Only the number is wanted: count the lines that contain "title".

- Records for processing -
- - -
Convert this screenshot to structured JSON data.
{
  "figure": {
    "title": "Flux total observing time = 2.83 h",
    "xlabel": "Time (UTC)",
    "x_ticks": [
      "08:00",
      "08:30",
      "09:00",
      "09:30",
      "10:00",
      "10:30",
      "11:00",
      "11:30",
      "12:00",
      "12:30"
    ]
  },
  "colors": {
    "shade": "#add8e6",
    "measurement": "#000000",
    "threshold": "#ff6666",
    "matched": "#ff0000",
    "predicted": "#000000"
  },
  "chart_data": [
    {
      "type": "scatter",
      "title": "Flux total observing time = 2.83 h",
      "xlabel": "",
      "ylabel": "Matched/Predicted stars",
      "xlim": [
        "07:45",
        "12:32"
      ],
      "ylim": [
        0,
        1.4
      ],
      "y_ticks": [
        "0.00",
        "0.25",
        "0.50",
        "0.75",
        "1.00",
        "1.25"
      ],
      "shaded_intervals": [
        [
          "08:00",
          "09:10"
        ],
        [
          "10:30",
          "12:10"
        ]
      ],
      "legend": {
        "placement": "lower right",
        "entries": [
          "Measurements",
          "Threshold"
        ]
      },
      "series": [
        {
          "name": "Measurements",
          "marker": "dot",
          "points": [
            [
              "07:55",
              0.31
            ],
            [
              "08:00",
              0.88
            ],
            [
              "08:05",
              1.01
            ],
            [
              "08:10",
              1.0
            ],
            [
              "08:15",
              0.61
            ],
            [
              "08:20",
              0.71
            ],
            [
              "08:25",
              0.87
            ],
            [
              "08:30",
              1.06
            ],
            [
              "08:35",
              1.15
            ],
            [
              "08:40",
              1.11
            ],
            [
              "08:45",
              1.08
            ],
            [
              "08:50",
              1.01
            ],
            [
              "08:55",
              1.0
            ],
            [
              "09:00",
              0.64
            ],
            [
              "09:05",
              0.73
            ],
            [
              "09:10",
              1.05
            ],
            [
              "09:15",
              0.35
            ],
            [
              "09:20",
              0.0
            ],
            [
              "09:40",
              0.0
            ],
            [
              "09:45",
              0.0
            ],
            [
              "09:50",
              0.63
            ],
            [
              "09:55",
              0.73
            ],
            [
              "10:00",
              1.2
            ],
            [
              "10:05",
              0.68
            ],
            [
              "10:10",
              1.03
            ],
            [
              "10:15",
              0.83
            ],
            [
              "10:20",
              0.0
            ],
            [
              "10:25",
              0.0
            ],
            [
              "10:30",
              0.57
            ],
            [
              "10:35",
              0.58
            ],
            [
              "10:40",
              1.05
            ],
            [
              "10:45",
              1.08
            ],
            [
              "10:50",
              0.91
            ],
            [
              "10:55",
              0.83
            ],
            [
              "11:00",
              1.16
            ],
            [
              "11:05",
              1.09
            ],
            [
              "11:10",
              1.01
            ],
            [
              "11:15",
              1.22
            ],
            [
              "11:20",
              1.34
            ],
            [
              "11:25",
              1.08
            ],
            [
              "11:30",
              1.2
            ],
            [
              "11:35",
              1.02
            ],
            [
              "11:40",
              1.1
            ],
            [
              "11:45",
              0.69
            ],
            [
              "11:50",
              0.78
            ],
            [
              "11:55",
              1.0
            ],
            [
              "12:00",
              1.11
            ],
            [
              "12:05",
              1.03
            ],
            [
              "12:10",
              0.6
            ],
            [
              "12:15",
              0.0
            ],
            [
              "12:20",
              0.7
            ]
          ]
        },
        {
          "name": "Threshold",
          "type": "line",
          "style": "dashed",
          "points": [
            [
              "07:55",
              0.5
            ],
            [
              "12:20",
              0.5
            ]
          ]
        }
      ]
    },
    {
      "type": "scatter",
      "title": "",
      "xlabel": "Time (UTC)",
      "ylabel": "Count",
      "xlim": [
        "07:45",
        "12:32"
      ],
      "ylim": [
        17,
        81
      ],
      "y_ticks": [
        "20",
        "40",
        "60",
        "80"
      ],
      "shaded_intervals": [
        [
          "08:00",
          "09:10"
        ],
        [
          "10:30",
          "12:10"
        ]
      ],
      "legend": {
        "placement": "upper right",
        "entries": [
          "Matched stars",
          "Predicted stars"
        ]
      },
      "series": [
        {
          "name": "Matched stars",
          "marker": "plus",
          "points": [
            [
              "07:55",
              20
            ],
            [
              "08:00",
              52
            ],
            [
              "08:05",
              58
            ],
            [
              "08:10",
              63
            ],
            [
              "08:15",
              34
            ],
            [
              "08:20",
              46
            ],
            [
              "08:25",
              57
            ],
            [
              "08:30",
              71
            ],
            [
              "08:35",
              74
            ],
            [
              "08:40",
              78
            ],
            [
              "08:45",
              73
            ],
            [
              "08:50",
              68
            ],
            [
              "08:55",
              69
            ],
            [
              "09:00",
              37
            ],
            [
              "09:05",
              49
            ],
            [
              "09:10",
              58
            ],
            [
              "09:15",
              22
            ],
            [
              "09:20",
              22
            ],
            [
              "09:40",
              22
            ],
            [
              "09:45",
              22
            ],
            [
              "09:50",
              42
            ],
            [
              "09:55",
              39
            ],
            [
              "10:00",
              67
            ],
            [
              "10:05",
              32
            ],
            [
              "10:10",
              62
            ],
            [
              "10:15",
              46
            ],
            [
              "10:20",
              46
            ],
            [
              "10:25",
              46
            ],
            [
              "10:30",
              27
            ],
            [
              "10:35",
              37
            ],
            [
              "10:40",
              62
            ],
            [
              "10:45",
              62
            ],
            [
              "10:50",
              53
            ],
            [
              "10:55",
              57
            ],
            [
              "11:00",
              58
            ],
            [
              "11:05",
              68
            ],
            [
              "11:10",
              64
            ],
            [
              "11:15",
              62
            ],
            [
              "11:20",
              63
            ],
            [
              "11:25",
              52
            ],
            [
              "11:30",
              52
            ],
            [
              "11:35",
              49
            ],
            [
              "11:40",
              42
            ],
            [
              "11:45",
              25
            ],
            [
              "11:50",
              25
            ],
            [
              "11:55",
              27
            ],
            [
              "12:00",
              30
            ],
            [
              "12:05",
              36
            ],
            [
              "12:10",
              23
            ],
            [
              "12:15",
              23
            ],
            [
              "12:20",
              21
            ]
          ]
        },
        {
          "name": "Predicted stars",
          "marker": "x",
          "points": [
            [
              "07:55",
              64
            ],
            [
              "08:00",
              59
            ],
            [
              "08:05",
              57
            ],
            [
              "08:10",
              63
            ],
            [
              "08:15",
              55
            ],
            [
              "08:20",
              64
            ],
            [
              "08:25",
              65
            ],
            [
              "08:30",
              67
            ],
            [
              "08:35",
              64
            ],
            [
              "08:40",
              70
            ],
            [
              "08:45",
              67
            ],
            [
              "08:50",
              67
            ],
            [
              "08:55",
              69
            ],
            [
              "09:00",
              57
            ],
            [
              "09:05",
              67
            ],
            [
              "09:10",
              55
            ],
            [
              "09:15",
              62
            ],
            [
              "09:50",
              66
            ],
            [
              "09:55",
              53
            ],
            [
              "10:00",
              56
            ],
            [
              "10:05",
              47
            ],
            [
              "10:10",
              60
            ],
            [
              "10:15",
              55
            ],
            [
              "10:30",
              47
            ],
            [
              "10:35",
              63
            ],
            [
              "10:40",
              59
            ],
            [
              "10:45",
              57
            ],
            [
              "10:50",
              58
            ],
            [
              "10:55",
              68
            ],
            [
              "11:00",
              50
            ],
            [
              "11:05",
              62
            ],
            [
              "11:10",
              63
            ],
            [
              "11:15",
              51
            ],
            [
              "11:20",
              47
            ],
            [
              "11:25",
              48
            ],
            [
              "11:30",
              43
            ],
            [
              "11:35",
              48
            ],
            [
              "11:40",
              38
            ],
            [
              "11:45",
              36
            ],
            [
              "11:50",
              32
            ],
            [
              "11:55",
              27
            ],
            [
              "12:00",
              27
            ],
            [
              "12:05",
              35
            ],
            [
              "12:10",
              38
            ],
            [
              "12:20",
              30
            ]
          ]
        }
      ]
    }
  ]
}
- - -
- The reply -
3